== Work required ==
Using the records that follow, copy every line containing the word "Last".

Collection entries:
——————

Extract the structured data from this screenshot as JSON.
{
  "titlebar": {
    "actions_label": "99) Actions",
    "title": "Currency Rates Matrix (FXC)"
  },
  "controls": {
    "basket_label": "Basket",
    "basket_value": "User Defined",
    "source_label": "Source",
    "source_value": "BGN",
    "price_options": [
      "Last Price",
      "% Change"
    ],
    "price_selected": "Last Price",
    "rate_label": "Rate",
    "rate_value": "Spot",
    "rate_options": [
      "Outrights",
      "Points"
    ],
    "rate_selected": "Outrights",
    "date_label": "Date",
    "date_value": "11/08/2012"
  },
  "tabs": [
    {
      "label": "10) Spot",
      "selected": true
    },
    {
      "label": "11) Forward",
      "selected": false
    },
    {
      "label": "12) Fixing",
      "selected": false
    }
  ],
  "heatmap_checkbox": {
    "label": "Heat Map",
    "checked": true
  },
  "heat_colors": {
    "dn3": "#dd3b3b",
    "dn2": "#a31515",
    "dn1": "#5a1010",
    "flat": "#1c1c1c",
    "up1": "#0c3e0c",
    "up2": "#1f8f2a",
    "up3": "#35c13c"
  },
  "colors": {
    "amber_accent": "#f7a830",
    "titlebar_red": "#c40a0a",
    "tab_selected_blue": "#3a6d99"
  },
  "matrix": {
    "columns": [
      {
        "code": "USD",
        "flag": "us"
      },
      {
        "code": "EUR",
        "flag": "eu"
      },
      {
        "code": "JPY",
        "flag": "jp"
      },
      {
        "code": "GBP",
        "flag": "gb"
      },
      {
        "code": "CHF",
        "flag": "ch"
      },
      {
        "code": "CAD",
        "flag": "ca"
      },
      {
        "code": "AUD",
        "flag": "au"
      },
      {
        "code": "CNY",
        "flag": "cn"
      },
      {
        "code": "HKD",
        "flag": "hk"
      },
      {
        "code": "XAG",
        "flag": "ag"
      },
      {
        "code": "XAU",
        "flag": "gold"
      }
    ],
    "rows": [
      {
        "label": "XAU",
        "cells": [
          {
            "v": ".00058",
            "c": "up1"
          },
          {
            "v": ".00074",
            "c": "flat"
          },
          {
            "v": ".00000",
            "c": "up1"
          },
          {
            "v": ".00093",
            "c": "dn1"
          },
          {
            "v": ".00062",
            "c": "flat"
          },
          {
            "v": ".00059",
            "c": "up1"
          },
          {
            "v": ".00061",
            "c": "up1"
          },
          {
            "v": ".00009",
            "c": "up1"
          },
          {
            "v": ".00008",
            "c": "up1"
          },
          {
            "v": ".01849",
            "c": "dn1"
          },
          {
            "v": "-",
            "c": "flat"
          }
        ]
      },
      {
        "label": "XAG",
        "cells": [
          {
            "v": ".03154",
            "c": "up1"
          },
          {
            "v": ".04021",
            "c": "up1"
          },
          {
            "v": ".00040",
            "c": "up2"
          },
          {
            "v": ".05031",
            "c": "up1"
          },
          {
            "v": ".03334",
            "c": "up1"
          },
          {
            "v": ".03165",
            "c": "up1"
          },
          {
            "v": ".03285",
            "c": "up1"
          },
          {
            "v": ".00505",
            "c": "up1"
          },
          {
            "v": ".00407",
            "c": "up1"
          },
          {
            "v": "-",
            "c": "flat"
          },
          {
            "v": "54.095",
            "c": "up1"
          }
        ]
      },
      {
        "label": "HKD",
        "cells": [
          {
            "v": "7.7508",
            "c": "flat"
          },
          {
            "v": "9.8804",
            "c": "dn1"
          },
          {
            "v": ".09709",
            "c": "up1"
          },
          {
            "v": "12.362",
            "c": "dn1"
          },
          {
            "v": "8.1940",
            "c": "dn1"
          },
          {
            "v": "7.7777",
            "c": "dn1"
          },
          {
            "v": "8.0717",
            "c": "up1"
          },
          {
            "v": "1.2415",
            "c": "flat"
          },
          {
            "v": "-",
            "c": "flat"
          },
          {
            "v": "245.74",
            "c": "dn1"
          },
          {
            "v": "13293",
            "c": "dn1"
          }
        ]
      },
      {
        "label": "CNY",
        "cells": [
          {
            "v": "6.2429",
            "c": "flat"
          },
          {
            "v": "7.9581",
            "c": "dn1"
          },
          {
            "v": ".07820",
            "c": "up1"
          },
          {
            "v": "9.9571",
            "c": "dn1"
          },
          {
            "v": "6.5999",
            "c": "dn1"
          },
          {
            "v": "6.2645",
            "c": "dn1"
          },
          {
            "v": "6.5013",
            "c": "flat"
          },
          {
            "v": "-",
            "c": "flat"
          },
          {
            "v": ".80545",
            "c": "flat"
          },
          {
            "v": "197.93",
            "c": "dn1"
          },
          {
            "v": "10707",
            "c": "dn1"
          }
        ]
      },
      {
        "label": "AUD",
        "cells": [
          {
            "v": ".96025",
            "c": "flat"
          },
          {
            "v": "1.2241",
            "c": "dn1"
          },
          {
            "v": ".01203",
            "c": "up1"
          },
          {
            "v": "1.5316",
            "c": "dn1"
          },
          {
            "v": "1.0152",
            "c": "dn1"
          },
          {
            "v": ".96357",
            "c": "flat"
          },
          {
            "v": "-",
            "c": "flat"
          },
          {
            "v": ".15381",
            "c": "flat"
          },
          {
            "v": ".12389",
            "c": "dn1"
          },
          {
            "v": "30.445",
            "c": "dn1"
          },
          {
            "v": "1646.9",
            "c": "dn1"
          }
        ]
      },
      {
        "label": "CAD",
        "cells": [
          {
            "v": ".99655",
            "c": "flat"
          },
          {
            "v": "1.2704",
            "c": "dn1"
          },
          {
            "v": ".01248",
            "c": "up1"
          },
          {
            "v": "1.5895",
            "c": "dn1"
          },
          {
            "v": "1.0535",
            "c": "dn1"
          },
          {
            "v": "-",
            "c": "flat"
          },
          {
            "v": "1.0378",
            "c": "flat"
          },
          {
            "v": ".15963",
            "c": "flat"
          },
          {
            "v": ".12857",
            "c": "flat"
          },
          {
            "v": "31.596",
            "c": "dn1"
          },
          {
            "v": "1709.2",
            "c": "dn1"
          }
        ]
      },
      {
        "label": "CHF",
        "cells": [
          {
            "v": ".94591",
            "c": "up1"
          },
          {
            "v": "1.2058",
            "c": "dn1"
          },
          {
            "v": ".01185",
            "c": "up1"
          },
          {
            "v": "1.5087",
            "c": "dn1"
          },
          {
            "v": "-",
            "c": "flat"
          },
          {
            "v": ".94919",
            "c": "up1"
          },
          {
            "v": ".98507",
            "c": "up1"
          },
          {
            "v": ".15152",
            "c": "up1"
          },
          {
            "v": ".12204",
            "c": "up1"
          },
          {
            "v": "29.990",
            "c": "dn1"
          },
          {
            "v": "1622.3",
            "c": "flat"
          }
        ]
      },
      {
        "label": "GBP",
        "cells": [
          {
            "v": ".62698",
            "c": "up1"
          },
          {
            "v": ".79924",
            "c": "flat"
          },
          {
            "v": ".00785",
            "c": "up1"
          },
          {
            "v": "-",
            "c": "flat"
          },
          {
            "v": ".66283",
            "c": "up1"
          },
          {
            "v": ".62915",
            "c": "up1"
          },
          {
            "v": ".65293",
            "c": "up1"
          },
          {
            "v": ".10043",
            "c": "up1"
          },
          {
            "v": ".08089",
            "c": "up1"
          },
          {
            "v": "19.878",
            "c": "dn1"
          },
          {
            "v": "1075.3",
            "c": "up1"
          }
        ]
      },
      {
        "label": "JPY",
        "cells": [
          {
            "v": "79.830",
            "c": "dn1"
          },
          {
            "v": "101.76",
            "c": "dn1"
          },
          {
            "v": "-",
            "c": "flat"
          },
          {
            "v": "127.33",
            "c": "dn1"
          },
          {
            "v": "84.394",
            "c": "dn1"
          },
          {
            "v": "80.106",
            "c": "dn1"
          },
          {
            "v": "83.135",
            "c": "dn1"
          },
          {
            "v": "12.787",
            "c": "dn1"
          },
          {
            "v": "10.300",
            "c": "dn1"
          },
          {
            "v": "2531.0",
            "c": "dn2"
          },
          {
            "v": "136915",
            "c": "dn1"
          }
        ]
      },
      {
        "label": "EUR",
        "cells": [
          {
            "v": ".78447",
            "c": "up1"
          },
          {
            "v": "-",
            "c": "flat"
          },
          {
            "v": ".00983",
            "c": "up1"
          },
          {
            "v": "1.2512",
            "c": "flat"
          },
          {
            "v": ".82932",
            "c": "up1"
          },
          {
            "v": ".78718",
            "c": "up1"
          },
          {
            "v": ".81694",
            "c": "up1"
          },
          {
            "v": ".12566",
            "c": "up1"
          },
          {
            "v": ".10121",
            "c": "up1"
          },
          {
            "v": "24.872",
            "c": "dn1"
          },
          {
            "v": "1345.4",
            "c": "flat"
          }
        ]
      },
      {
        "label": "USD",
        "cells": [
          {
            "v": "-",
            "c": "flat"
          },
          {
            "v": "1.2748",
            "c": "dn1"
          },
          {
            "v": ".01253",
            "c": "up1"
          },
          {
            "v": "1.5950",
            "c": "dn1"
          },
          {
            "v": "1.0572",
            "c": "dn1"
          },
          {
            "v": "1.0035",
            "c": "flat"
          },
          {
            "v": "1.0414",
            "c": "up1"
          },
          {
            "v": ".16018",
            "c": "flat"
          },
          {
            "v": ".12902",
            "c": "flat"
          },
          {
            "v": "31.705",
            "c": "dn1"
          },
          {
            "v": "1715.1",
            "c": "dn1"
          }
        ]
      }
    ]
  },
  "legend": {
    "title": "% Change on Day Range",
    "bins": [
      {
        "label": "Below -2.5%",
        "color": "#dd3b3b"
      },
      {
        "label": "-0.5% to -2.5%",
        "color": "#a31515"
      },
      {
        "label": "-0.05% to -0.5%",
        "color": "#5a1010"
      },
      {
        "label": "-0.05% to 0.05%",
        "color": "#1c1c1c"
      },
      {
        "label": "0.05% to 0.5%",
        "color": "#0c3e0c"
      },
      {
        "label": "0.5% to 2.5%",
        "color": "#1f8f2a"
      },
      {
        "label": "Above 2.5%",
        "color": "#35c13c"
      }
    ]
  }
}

——————

== Full solution ==
      "Last Price",
    "price_selected": "Last Price",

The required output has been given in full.